— START SUPPLIED MATERIAL —

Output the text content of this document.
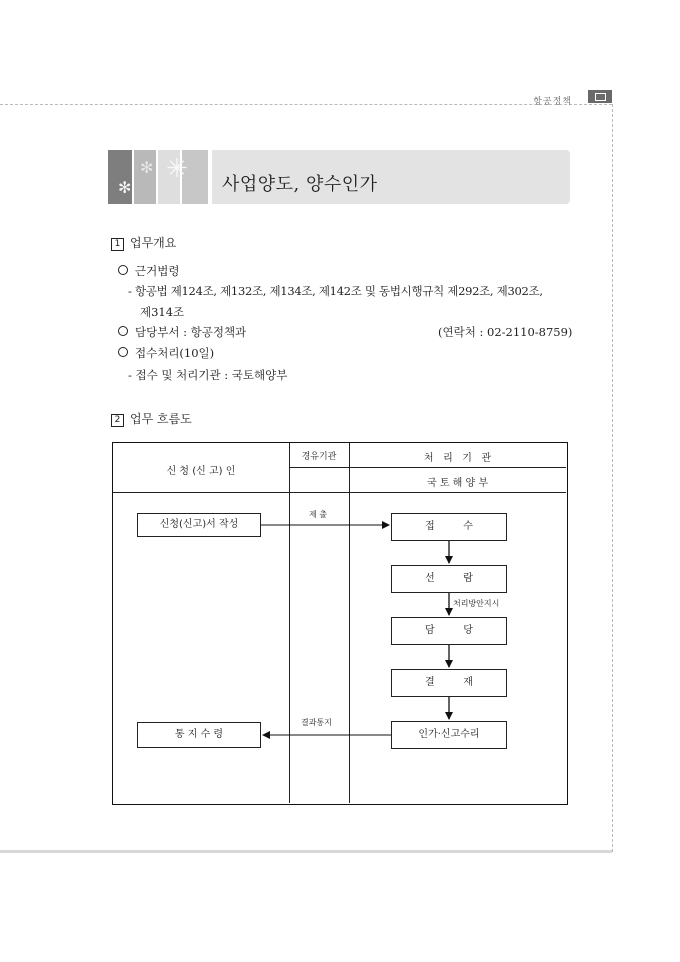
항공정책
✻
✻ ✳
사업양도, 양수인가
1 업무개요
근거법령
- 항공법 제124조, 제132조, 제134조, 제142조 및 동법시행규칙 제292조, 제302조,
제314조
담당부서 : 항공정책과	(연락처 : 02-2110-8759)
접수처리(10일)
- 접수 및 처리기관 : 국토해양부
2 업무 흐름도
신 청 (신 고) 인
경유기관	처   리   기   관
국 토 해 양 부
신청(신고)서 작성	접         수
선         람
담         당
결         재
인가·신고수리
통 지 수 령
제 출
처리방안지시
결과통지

— END SUPPLIED MATERIAL —

WHAT YOU WILL DO: Go through the listing above and write it all out exactly, leaving out any picture.

WRITTEN ANSWER:
Output the text content of this document.
항공정책
✻
✻ ✳
사업양도, 양수인가
1 업무개요
근거법령
- 항공법 제124조, 제132조, 제134조, 제142조 및 동법시행규칙 제292조, 제302조,
제314조
담당부서 : 항공정책과	(연락처 : 02-2110-8759)
접수처리(10일)
- 접수 및 처리기관 : 국토해양부
2 업무 흐름도
신 청 (신 고) 인
경유기관	처   리   기   관
국 토 해 양 부
신청(신고)서 작성	접         수
선         람
담         당
결         재
인가·신고수리
통 지 수 령
제 출
처리방안지시
결과통지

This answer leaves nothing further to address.